Goal of the exercise: Find the number of lines in these records where the word "обследования" appears. Reply with that number and nothing more.

- - - -

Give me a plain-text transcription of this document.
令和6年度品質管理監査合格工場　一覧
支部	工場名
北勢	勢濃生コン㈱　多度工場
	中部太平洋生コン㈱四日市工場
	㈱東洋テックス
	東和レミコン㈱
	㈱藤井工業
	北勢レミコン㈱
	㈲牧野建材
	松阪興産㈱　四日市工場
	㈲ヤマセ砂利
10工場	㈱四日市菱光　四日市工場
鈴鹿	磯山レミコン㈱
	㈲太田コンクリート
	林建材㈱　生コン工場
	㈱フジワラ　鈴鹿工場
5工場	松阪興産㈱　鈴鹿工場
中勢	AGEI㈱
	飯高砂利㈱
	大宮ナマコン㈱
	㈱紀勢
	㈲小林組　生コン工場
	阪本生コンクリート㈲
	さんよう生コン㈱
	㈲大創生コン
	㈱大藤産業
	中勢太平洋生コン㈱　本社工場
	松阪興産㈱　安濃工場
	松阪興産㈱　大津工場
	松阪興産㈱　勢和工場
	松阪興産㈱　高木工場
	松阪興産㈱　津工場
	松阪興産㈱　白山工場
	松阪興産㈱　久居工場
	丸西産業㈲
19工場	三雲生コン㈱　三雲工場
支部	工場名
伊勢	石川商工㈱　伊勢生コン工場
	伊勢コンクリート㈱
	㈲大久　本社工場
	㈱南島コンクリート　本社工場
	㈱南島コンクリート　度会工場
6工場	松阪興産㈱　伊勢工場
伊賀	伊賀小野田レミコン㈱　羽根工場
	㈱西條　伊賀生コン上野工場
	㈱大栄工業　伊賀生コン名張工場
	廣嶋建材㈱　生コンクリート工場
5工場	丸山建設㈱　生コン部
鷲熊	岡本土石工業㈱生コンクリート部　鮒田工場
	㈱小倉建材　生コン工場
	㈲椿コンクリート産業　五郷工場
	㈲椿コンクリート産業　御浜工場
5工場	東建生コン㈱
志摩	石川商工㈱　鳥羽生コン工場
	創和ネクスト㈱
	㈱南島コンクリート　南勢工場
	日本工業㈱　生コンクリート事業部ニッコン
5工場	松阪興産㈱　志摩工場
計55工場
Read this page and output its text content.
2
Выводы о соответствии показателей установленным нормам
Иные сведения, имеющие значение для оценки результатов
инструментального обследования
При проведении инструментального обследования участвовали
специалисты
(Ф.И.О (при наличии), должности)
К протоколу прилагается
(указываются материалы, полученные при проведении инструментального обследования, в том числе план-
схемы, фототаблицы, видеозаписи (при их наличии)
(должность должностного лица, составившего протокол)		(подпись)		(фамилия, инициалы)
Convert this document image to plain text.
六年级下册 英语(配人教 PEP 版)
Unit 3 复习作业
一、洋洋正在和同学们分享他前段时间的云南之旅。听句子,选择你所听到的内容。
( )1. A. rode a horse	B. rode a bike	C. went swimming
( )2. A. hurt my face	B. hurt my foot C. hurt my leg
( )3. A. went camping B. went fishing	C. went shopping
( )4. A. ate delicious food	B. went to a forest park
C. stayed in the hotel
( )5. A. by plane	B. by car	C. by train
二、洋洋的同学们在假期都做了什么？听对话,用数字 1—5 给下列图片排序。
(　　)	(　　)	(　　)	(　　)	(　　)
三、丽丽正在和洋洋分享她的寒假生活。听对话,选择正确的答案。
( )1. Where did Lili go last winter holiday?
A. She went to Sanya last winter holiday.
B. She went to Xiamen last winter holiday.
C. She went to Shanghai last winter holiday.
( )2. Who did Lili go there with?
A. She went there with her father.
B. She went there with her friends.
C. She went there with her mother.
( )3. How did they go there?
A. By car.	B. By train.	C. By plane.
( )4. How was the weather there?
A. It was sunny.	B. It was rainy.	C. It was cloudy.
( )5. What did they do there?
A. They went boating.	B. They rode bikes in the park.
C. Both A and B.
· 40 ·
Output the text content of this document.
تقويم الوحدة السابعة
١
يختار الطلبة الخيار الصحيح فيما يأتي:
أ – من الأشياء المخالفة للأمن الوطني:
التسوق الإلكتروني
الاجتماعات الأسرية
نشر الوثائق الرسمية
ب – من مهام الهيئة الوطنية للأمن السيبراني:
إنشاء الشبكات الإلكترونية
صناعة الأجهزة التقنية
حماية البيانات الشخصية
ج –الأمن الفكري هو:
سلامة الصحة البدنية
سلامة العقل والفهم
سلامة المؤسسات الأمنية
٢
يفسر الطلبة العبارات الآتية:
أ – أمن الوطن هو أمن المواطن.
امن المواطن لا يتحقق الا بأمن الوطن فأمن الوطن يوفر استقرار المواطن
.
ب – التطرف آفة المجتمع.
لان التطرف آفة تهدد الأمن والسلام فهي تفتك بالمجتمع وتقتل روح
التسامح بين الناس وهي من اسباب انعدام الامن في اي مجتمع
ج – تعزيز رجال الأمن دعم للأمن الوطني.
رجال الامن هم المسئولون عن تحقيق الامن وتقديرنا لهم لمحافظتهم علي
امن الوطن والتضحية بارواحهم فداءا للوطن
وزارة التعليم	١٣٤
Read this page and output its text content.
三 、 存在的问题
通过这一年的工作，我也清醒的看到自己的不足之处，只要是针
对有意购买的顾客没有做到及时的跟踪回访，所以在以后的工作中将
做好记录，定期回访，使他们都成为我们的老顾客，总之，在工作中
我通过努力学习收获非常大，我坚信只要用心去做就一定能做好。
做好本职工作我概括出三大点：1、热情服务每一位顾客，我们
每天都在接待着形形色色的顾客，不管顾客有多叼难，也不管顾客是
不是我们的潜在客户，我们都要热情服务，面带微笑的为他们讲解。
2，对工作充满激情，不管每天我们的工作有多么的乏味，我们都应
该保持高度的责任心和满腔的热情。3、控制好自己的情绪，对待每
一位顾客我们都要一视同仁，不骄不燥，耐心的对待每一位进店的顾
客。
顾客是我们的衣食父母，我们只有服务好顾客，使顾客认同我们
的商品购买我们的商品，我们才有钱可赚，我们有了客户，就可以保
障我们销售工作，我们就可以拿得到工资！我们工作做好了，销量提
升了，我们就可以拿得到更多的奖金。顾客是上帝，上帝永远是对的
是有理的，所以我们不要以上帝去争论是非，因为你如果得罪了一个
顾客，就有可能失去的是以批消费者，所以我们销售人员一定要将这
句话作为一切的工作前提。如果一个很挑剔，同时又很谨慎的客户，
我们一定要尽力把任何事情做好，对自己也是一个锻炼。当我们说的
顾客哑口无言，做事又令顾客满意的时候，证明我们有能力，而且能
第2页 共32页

- - - -

Complete response: 3